Ann beattie’s stories have been appearing in the New Yorker for the past few years, and have now been collected in a volume called Distortions,1 published simultaneously with the author’s Chilly Scenes of Winter,2 a novel. It is unusual, of course, for a new author to appear with two books at once, but evidently Ann Beattie has been able to compel special treatment from her publisher as well as from reviewers and readers. It is the uniqueness of her talent that compels. Her best fiction renders a distinctive subject matter in a distinctive tone, and the note she sounds is powerfully her own.

Her subject matter is a certain shiftlessness and lack of self-apprehension besetting people in their twenties and thirties: a former Phi Beta Kappa guiltily resigned to living on welfare checks, young wives rejecting husbands and lovers in desultory and emotionless gestures of independence, a lesbian feminist whose only friends are male. She conveys the drabness of these lives by her tone and by an almost hallucinatory particularity of detail. We are taken on that round of grocery shopping, walking the dog, getting the worthless car fixed, which Auden had in mind when he said that “in headaches and in worry,/Vaguely life leaks away.” But Beattie’s writing is not tedious; there is, instead, something graceful and painstaking about her fidelity to the ordinary.
========================
BRIEF 1: Reproduce everything in the review of Ann Beattie's fiction from "Her subject matter" down to "to the ordinary.".
BRIEF 2: In the review of Ann Beattie's fiction, which book was published at the same time as the story collection Distortions?
========================
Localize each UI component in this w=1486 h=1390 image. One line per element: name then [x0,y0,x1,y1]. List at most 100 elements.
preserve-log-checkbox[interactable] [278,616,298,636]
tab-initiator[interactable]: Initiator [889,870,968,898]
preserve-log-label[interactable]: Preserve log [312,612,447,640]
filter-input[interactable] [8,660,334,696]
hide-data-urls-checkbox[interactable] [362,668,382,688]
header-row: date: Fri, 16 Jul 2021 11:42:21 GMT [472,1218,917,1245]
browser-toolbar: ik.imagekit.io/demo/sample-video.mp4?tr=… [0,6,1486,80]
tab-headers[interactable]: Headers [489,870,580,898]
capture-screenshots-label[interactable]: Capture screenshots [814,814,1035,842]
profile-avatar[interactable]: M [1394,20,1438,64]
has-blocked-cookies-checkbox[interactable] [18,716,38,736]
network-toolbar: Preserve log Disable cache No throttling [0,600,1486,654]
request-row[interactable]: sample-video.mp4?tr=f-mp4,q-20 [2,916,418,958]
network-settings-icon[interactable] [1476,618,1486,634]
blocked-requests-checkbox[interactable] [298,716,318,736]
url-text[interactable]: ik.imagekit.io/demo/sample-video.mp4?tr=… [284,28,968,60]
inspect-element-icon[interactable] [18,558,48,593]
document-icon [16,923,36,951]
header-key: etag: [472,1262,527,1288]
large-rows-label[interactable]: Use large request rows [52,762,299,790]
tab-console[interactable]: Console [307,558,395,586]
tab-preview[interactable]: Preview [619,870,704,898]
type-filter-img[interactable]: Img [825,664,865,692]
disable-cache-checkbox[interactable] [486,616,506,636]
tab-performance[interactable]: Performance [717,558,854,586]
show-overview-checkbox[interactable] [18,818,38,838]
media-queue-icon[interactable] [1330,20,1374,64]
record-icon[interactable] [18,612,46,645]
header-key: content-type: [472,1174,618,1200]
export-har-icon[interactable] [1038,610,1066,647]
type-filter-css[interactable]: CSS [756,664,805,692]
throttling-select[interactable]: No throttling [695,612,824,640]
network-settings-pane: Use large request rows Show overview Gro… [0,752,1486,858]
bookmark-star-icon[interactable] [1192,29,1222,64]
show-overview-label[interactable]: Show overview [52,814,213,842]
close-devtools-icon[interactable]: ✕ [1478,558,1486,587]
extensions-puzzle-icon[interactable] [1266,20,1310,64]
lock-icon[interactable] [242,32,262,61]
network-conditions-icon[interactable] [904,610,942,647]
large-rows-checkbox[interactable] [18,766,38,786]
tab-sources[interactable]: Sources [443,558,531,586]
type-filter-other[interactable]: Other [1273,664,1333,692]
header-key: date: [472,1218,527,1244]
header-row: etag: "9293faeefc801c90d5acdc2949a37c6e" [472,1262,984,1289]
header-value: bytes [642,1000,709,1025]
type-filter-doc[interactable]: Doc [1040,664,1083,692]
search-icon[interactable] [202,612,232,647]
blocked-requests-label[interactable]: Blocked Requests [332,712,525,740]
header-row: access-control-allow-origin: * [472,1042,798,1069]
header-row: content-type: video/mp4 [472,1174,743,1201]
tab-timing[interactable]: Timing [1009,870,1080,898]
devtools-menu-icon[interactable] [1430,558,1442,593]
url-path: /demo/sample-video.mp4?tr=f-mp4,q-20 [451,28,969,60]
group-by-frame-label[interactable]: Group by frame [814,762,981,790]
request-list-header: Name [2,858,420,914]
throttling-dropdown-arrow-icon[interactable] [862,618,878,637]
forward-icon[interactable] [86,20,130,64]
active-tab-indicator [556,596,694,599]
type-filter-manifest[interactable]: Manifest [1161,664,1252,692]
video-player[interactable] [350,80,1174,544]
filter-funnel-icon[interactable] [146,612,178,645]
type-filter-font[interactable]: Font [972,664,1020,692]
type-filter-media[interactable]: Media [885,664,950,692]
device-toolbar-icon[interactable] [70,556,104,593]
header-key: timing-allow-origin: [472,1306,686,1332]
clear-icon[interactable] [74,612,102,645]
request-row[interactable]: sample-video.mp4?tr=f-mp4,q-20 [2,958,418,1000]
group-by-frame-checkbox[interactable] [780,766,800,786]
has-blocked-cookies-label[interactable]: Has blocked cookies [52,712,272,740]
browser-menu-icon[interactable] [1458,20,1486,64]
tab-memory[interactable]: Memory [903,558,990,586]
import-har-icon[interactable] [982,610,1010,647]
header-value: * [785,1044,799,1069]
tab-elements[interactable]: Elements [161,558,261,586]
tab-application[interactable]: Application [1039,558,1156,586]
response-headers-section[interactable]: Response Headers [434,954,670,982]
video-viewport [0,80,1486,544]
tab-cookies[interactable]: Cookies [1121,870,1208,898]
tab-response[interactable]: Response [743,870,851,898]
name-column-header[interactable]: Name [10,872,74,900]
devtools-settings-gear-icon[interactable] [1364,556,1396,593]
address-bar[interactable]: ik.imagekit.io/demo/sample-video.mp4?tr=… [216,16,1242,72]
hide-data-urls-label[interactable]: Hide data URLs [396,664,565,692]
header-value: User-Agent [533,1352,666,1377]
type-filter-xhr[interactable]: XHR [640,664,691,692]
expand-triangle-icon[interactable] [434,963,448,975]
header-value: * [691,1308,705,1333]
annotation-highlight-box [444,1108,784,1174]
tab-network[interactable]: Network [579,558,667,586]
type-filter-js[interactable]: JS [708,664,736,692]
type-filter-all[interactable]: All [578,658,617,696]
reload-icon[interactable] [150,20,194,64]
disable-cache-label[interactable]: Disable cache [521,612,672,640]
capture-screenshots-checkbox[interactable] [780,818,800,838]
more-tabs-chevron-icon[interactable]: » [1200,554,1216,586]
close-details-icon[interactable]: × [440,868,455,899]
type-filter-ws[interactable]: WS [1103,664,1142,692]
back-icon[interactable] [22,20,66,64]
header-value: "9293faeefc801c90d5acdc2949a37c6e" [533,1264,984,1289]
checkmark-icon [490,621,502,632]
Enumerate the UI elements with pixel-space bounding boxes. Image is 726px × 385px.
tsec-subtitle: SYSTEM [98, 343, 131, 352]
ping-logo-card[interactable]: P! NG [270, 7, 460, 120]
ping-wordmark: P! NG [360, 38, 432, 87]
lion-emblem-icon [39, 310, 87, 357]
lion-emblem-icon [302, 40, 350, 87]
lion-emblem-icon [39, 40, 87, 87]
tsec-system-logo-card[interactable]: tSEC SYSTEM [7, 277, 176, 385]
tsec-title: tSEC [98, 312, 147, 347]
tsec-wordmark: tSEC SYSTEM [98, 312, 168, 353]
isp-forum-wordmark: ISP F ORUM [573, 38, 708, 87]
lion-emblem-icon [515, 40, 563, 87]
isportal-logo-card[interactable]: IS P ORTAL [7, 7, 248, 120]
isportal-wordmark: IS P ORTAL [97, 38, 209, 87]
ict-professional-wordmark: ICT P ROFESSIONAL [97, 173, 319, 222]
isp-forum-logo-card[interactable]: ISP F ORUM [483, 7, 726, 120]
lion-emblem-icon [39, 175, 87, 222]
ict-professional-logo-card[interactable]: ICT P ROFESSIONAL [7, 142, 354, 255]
========================
TASK RESPONSE 1:
Her subject matter is a certain shiftlessness and lack of self-apprehension besetting people in their twenties and thirties: a former Phi Beta Kappa guiltily resigned to living on welfare checks, young wives rejecting husbands and lovers in desultory and emotionless gestures of independence, a lesbian feminist whose only friends are male. She conveys the drabness of these lives by her tone and by an almost hallucinatory particularity of detail. We are taken on that round of grocery shopping, walking the dog, getting the worthless car fixed, which Auden had in mind when he said that “in headaches and in worry,/Vaguely life leaks away.” But Beattie’s writing is not tedious; there is, instead, something graceful and painstaking about her fidelity to the ordinary.

TASK RESPONSE 2: Chilly Scenes of Winter, a novel.